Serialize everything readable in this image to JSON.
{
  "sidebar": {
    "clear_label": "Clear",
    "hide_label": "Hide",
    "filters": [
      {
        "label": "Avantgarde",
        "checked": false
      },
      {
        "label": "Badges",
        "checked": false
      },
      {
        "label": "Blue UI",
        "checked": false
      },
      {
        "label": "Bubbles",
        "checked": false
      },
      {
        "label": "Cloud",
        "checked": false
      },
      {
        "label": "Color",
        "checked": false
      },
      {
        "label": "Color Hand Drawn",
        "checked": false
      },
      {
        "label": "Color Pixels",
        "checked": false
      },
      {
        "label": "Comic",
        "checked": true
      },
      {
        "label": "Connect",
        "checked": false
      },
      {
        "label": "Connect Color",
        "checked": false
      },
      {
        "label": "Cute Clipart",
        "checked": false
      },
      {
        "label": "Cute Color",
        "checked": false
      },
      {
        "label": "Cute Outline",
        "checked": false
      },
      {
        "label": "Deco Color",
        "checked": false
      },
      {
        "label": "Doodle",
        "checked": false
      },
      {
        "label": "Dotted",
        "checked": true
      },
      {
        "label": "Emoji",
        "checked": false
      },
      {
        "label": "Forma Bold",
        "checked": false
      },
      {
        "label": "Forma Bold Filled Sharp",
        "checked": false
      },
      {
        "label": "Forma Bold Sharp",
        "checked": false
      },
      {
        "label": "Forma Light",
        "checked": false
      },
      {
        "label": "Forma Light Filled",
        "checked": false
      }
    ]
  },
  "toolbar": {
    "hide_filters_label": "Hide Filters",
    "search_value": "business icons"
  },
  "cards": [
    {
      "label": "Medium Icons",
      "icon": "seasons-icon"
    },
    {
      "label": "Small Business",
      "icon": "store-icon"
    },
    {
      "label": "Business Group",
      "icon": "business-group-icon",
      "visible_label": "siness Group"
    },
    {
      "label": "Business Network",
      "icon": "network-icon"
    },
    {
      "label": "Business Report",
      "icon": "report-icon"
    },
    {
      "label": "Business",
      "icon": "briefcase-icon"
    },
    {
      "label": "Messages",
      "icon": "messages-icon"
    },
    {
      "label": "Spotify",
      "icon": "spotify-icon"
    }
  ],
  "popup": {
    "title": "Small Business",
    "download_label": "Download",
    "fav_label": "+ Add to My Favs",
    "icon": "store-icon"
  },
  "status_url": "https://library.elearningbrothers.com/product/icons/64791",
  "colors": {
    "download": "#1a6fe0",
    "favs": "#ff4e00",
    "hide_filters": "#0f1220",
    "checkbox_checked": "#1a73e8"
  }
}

PROBLEM: Write out the complete set of records exactly as given.

RESPONSE:
Serialize everything readable in this image to JSON.
{
  "sidebar": {
    "clear_label": "Clear",
    "hide_label": "Hide",
    "filters": [
      {
        "label": "Avantgarde",
        "checked": false
      },
      {
        "label": "Badges",
        "checked": false
      },
      {
        "label": "Blue UI",
        "checked": false
      },
      {
        "label": "Bubbles",
        "checked": false
      },
      {
        "label": "Cloud",
        "checked": false
      },
      {
        "label": "Color",
        "checked": false
      },
      {
        "label": "Color Hand Drawn",
        "checked": false
      },
      {
        "label": "Color Pixels",
        "checked": false
      },
      {
        "label": "Comic",
        "checked": true
      },
      {
        "label": "Connect",
        "checked": false
      },
      {
        "label": "Connect Color",
        "checked": false
      },
      {
        "label": "Cute Clipart",
        "checked": false
      },
      {
        "label": "Cute Color",
        "checked": false
      },
      {
        "label": "Cute Outline",
        "checked": false
      },
      {
        "label": "Deco Color",
        "checked": false
      },
      {
        "label": "Doodle",
        "checked": false
      },
      {
        "label": "Dotted",
        "checked": true
      },
      {
        "label": "Emoji",
        "checked": false
      },
      {
        "label": "Forma Bold",
        "checked": false
      },
      {
        "label": "Forma Bold Filled Sharp",
        "checked": false
      },
      {
        "label": "Forma Bold Sharp",
        "checked": false
      },
      {
        "label": "Forma Light",
        "checked": false
      },
      {
        "label": "Forma Light Filled",
        "checked": false
      }
    ]
  },
  "toolbar": {
    "hide_filters_label": "Hide Filters",
    "search_value": "business icons"
  },
  "cards": [
    {
      "label": "Medium Icons",
      "icon": "seasons-icon"
    },
    {
      "label": "Small Business",
      "icon": "store-icon"
    },
    {
      "label": "Business Group",
      "icon": "business-group-icon",
      "visible_label": "siness Group"
    },
    {
      "label": "Business Network",
      "icon": "network-icon"
    },
    {
      "label": "Business Report",
      "icon": "report-icon"
    },
    {
      "label": "Business",
      "icon": "briefcase-icon"
    },
    {
      "label": "Messages",
      "icon": "messages-icon"
    },
    {
      "label": "Spotify",
      "icon": "spotify-icon"
    }
  ],
  "popup": {
    "title": "Small Business",
    "download_label": "Download",
    "fav_label": "+ Add to My Favs",
    "icon": "store-icon"
  },
  "status_url": "https://library.elearningbrothers.com/product/icons/64791",
  "colors": {
    "download": "#1a6fe0",
    "favs": "#ff4e00",
    "hide_filters": "#0f1220",
    "checkbox_checked": "#1a73e8"
  }
}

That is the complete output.